Task description: Take every line from the listing below that contains "năng".
-- begin Data entries --
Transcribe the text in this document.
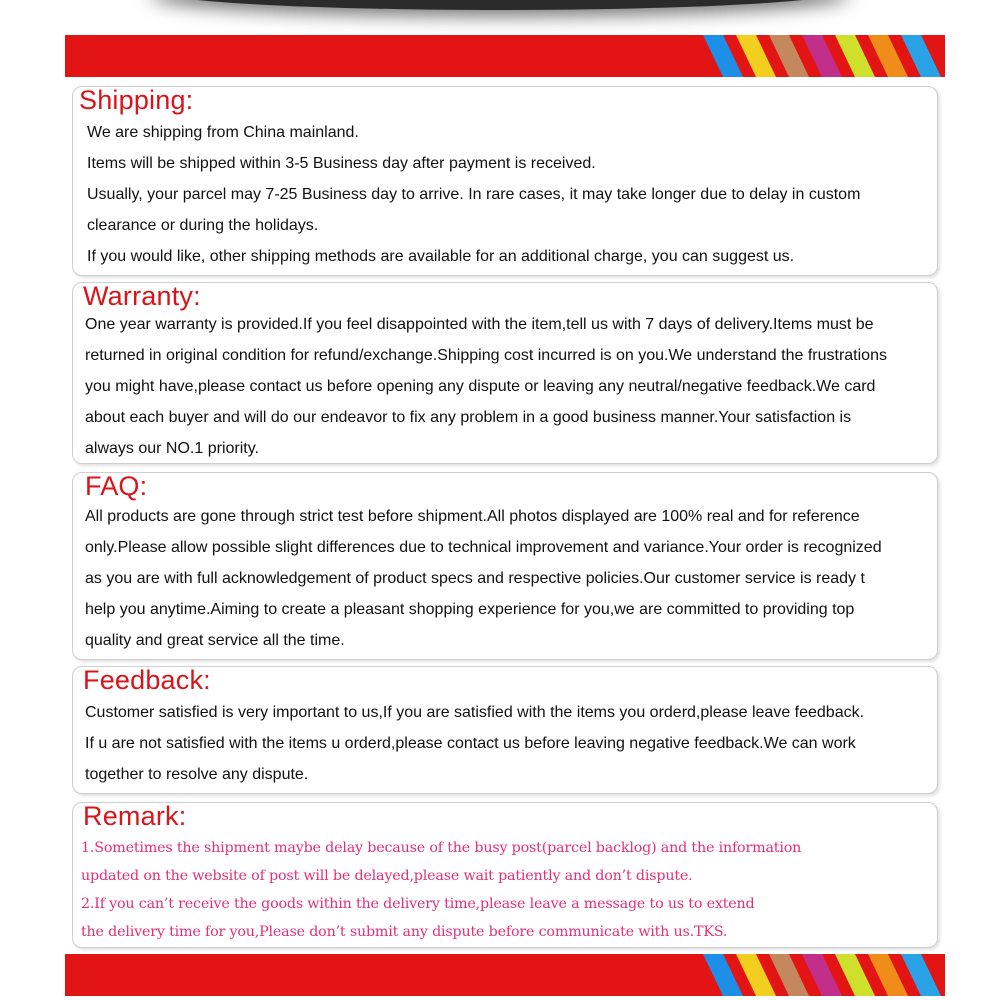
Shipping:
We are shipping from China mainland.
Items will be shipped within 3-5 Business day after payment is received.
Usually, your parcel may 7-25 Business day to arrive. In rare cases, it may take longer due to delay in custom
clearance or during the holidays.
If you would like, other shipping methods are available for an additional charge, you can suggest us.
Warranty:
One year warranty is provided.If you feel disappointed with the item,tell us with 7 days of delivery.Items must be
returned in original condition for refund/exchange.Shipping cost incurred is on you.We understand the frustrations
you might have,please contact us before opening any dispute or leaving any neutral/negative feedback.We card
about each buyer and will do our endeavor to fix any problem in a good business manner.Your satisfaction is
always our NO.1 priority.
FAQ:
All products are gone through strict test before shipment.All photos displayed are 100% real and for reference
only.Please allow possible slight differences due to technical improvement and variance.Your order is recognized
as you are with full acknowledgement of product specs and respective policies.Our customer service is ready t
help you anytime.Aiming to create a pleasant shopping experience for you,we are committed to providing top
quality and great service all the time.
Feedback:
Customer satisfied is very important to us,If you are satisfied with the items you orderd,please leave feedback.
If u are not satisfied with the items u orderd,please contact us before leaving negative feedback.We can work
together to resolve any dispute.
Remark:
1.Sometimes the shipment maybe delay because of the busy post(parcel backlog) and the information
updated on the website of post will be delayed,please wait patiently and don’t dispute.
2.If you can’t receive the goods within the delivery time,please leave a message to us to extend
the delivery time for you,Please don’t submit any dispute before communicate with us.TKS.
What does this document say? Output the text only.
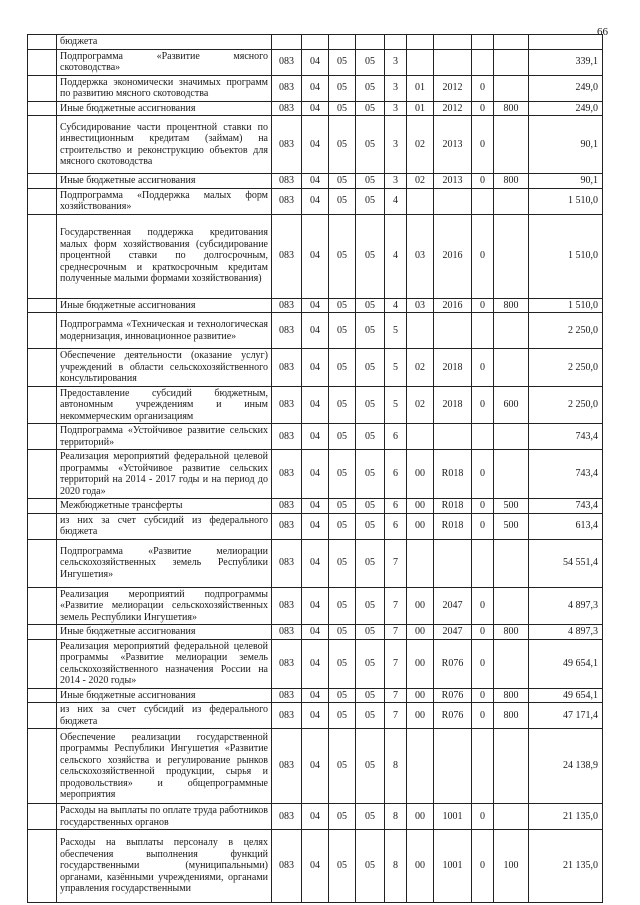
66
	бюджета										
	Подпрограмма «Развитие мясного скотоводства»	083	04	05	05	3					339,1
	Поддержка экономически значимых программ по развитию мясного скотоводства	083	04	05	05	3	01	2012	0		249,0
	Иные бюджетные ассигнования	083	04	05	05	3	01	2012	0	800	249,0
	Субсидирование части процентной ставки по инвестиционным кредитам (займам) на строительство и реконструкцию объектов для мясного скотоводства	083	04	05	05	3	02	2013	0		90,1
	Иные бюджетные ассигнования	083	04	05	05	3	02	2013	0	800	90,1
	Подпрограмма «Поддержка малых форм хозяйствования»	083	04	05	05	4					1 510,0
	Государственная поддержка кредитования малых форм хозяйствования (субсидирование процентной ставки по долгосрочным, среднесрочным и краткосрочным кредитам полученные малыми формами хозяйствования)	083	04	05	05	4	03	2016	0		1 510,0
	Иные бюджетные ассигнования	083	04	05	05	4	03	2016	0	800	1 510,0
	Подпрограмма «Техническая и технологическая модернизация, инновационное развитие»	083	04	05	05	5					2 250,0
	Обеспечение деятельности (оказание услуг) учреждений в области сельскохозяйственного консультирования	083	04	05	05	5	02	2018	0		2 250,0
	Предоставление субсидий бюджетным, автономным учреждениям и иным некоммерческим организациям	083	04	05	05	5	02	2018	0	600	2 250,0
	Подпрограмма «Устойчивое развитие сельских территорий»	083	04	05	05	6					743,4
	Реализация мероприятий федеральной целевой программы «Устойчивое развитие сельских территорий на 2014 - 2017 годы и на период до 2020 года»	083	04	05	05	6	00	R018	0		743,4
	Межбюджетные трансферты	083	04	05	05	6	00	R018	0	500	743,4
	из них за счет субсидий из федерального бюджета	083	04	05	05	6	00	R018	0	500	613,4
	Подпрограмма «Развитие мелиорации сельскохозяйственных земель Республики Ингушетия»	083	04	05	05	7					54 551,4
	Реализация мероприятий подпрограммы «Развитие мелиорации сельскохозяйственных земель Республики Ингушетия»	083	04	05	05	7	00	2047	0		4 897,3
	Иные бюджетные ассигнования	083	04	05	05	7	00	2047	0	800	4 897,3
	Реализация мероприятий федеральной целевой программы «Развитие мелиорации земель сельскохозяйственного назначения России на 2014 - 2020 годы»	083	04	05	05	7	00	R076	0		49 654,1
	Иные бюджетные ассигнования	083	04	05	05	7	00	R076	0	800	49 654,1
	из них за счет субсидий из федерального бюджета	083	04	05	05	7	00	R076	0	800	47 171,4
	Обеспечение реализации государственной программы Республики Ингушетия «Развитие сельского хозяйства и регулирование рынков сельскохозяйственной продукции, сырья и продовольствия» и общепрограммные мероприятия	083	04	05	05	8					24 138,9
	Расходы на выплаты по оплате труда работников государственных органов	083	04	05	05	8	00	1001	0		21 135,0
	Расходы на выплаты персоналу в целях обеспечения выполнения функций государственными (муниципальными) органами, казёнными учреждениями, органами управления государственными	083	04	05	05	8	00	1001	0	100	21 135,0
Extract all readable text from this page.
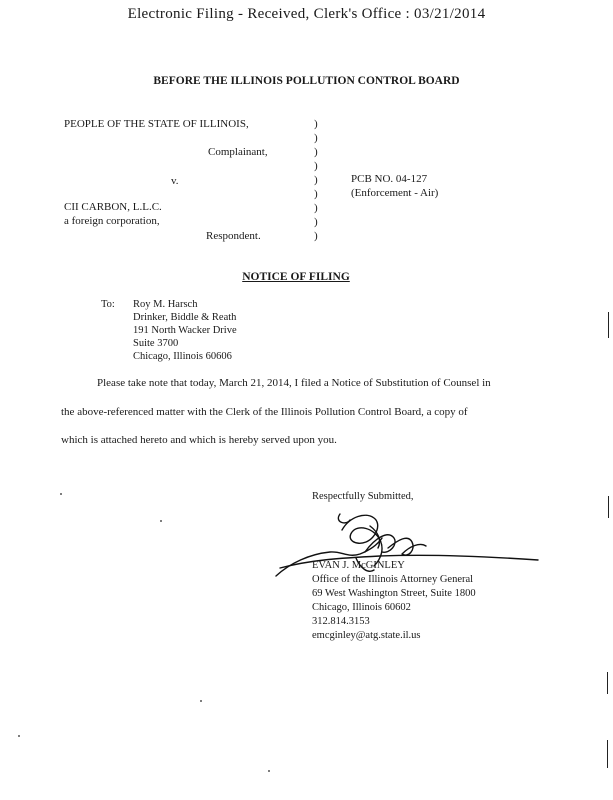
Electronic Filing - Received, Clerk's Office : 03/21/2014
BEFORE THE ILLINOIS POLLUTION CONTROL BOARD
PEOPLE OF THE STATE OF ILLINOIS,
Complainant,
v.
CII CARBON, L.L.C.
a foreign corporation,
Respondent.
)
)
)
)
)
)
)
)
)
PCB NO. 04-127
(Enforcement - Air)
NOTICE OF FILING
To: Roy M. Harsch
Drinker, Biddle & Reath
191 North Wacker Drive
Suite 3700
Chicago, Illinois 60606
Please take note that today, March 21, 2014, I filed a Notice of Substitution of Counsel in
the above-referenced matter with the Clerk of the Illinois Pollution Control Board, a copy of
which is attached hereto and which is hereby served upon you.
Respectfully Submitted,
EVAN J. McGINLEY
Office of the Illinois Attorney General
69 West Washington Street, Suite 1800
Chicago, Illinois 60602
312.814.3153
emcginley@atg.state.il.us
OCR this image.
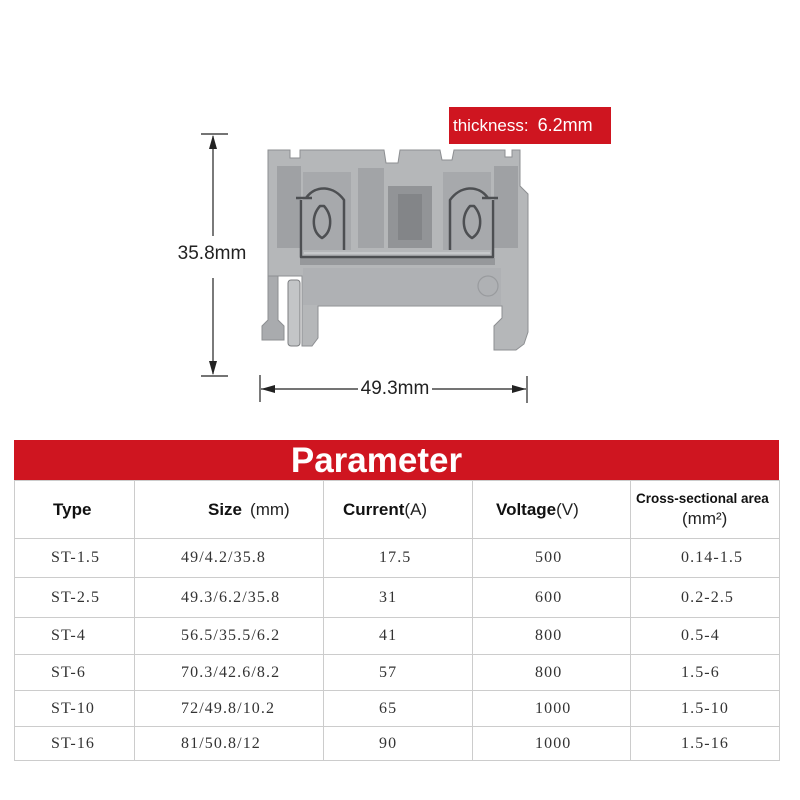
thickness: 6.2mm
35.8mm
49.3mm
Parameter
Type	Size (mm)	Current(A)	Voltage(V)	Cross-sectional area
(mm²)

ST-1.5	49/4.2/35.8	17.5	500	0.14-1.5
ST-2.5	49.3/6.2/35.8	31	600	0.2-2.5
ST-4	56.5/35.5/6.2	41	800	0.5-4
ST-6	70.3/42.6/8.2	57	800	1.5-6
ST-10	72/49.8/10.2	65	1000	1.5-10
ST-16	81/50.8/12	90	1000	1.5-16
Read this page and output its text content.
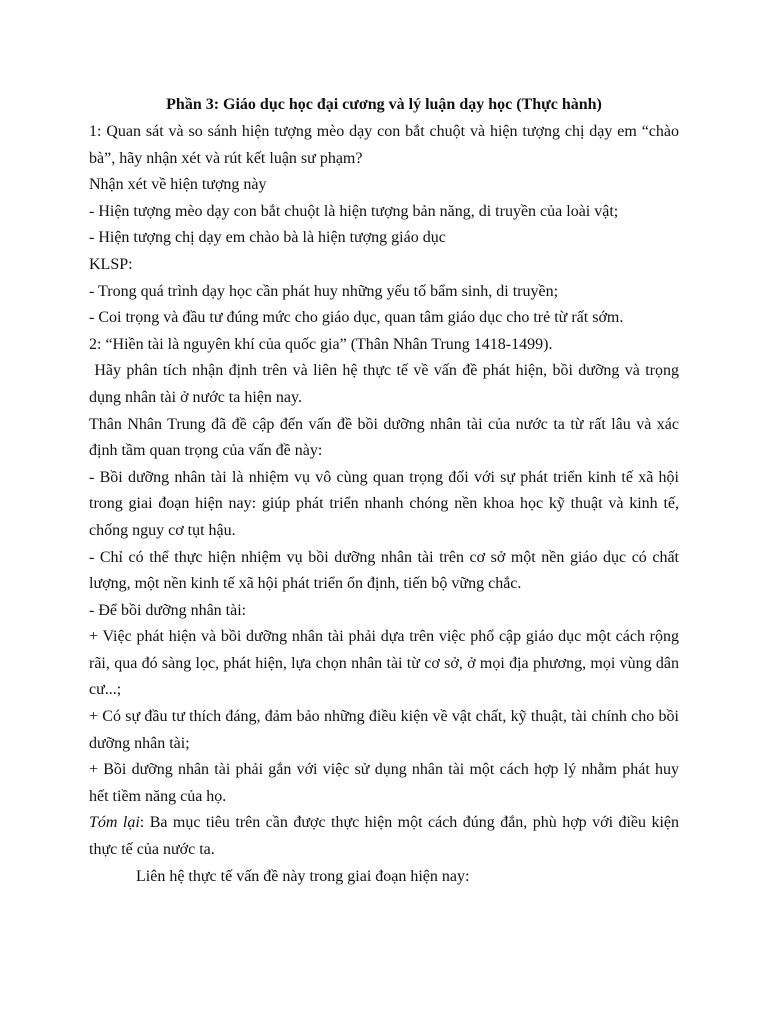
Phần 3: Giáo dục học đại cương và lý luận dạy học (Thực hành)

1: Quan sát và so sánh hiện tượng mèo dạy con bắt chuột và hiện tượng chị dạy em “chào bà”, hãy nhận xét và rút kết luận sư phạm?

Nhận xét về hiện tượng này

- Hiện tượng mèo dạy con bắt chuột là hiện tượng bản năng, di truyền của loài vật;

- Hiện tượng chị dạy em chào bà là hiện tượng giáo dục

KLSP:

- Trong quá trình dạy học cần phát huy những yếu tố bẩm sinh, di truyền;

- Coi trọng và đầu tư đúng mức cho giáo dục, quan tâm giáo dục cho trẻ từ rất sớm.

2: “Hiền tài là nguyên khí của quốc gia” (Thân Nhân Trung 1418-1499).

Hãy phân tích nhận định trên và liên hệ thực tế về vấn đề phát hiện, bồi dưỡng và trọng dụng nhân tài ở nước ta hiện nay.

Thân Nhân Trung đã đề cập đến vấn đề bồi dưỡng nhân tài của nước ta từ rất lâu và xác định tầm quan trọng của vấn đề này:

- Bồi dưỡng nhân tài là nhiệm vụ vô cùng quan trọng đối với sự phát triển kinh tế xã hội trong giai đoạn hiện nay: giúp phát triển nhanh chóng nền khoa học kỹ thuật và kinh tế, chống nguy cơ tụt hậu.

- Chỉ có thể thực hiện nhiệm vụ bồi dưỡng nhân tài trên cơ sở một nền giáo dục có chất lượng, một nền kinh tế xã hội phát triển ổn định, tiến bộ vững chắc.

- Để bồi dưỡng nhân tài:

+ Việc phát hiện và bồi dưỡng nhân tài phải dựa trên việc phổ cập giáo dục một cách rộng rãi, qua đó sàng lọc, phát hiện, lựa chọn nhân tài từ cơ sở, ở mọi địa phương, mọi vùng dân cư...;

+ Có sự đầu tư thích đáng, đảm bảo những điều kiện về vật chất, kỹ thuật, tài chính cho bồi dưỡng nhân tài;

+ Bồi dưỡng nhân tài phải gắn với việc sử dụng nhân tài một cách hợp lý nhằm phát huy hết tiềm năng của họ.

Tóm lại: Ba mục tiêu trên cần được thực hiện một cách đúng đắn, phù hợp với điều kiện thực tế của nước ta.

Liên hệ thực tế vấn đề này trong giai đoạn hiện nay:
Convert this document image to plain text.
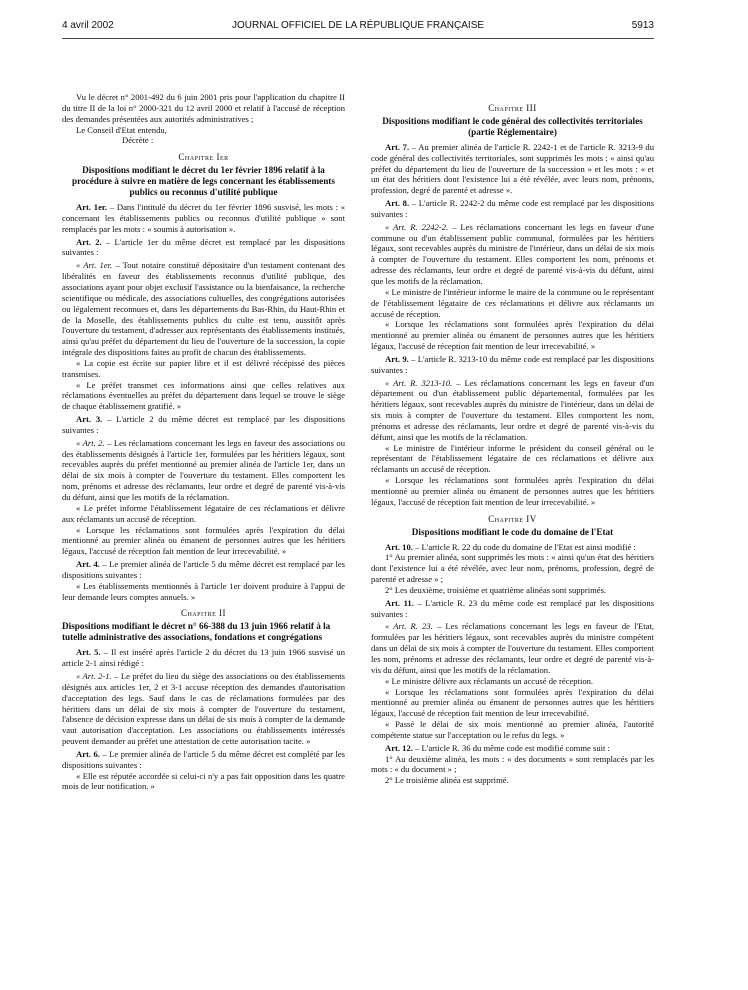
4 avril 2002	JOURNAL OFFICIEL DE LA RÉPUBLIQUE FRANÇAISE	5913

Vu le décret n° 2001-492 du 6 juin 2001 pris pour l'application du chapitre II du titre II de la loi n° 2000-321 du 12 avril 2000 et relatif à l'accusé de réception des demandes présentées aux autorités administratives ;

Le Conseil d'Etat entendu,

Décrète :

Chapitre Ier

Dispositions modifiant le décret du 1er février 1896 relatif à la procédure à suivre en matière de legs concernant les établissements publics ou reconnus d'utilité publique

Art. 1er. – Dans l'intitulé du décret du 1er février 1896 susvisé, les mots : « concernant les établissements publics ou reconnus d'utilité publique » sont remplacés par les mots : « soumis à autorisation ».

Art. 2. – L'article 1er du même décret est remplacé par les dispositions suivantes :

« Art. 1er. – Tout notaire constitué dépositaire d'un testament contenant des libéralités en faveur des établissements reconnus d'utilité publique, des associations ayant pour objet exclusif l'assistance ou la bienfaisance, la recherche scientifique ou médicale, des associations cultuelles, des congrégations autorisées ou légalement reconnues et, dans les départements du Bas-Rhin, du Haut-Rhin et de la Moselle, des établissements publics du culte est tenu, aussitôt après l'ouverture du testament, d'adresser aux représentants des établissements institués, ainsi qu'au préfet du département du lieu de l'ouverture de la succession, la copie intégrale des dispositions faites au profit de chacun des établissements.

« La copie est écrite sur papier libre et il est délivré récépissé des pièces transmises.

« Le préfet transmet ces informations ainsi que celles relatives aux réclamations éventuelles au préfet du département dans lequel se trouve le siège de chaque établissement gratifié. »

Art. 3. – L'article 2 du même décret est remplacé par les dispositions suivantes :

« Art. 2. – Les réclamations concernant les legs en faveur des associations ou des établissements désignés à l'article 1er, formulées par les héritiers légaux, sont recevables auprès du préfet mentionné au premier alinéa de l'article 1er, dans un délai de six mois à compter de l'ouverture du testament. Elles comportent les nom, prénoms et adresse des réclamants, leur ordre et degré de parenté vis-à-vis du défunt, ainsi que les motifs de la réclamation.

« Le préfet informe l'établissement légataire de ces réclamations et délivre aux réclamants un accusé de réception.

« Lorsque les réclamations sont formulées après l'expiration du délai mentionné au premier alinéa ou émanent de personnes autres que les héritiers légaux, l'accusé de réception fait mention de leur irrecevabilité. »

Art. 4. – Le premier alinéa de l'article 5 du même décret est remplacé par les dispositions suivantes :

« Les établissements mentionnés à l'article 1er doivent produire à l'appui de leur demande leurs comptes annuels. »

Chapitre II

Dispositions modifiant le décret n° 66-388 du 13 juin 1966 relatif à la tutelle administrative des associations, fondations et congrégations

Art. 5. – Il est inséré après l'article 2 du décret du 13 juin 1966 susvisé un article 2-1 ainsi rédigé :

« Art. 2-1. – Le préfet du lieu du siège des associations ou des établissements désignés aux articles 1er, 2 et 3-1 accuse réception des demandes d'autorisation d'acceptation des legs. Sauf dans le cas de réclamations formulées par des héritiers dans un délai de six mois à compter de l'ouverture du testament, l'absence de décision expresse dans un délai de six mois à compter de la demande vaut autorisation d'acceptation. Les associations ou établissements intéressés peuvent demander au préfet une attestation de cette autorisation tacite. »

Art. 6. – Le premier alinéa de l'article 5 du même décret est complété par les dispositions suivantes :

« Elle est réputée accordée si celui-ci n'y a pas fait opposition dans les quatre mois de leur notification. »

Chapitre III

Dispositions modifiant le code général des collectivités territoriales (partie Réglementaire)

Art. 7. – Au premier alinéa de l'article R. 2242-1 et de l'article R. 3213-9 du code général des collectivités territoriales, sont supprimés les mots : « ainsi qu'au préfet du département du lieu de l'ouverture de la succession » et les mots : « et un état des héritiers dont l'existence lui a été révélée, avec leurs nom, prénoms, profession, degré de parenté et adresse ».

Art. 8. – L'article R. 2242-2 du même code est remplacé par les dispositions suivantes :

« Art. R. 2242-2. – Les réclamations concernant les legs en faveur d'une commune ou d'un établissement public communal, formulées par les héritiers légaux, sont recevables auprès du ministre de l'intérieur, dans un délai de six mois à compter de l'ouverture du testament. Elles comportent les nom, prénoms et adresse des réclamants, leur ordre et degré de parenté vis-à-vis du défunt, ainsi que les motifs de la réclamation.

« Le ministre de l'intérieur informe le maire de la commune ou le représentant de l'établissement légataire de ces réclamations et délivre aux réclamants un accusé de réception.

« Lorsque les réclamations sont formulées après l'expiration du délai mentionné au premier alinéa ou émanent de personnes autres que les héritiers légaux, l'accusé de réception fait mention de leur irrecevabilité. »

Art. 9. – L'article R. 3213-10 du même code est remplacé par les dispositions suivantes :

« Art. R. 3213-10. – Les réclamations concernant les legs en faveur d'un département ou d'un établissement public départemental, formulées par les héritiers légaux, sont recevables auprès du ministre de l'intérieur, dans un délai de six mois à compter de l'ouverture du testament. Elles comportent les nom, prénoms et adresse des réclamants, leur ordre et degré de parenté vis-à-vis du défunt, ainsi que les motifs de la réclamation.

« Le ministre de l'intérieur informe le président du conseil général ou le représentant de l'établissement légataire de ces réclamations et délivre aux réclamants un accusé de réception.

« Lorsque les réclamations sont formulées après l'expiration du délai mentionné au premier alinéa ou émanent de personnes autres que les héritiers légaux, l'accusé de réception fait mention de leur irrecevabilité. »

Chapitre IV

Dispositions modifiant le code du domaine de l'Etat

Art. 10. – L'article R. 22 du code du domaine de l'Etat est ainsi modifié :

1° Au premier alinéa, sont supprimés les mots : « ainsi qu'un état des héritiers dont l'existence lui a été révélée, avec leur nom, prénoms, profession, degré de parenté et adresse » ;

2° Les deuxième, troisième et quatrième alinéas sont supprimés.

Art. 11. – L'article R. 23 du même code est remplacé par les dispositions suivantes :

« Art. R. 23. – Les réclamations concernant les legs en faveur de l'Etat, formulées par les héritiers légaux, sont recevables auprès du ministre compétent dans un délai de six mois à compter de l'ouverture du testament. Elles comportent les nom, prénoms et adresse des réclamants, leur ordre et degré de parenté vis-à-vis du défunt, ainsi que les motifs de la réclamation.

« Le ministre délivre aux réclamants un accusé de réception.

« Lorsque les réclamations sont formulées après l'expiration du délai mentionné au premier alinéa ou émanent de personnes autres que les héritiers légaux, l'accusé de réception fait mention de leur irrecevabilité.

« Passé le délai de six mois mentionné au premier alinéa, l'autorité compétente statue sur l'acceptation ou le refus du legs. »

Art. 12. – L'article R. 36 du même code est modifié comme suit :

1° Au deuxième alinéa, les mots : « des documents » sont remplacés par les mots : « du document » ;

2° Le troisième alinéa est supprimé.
-- end Data entries --
Task answer:
- Hiện tượng mèo dạy con bắt chuột là hiện tượng bản năng, di truyền của loài vật;
+ Bồi dưỡng nhân tài phải gắn với việc sử dụng nhân tài một cách hợp lý nhằm phát huy hết tiềm năng của họ.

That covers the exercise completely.